◆ **GIVEN TASK**
Which lines in the records below contain the word "period"? Copy each one out.

◆ **EXERCISE INPUT**
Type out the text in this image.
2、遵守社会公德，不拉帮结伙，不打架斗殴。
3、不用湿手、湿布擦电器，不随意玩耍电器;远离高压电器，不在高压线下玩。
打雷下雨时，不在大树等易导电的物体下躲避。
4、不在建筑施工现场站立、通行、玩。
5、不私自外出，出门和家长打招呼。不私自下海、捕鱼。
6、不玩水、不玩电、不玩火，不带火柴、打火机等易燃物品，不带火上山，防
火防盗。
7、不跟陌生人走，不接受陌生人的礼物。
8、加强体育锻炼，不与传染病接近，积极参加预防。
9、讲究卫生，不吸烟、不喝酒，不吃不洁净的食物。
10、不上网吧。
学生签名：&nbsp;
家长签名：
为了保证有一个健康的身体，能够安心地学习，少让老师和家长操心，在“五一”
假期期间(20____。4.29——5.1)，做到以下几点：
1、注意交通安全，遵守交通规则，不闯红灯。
==
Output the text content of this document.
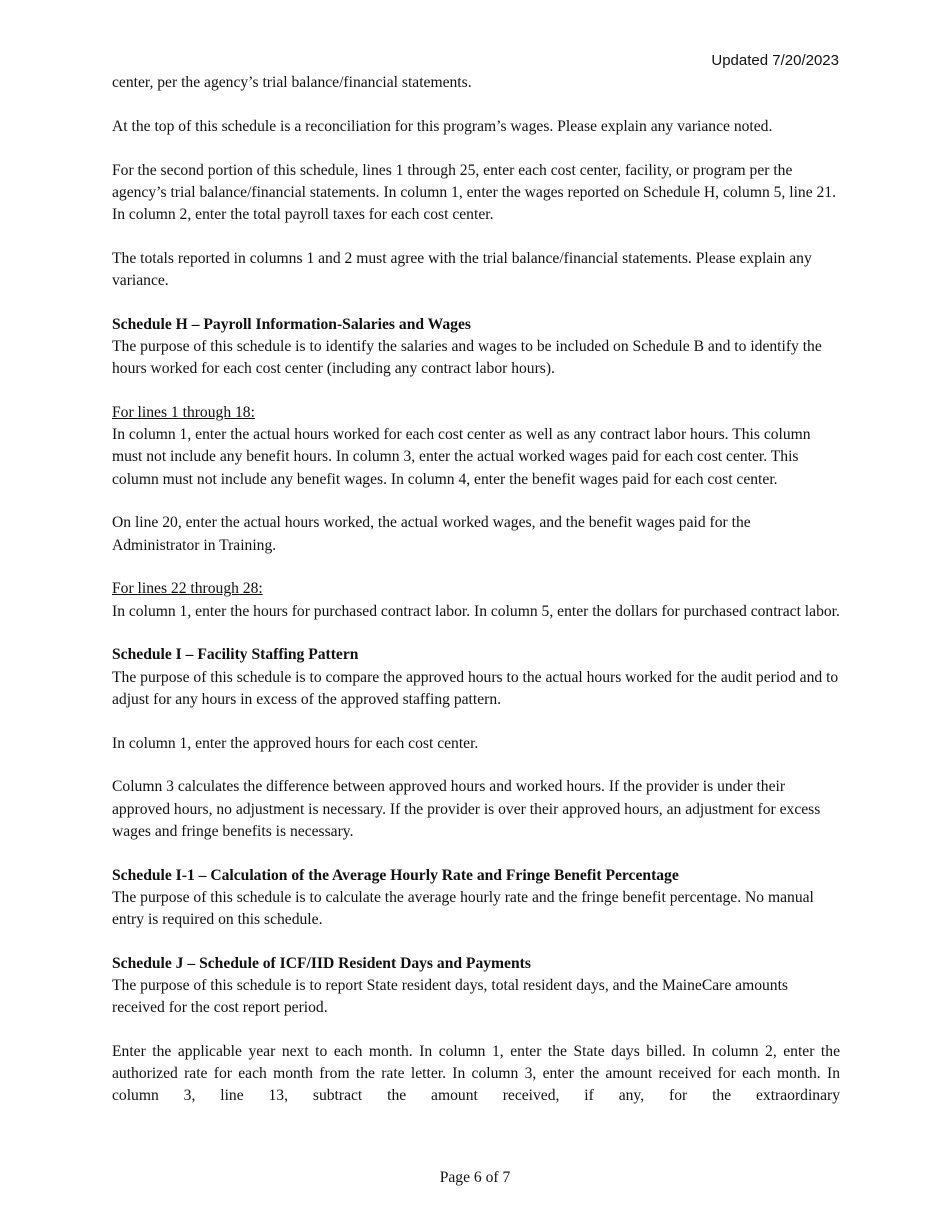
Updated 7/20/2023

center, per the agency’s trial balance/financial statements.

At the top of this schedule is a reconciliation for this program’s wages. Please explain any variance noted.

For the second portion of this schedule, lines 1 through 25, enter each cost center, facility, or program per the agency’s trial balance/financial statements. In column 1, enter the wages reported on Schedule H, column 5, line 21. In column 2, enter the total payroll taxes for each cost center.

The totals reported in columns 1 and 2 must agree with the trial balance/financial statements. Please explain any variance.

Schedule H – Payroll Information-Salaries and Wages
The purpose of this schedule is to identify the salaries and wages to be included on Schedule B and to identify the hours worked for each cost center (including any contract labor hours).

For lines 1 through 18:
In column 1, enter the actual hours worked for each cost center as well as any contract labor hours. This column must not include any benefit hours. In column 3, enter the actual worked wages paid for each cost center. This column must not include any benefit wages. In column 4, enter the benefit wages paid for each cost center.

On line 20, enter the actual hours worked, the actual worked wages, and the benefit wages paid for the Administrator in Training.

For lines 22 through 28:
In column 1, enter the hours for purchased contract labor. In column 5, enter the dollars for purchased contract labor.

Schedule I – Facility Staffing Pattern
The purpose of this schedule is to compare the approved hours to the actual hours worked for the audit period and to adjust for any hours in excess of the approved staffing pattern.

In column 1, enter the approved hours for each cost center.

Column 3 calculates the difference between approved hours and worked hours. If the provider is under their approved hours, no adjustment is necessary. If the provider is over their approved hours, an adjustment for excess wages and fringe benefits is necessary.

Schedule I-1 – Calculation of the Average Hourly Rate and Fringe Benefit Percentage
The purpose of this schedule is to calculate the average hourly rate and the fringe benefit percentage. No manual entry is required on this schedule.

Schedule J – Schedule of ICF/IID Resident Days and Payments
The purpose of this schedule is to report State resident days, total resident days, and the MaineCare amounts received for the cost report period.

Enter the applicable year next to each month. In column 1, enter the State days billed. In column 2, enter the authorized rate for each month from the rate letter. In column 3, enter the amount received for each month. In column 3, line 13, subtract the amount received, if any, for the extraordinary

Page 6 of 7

◆ **WRITTEN REPLY**
The purpose of this schedule is to compare the approved hours to the actual hours worked for the audit period and to adjust for any hours in excess of the approved staffing pattern.
The purpose of this schedule is to report State resident days, total resident days, and the MaineCare amounts received for the cost report period.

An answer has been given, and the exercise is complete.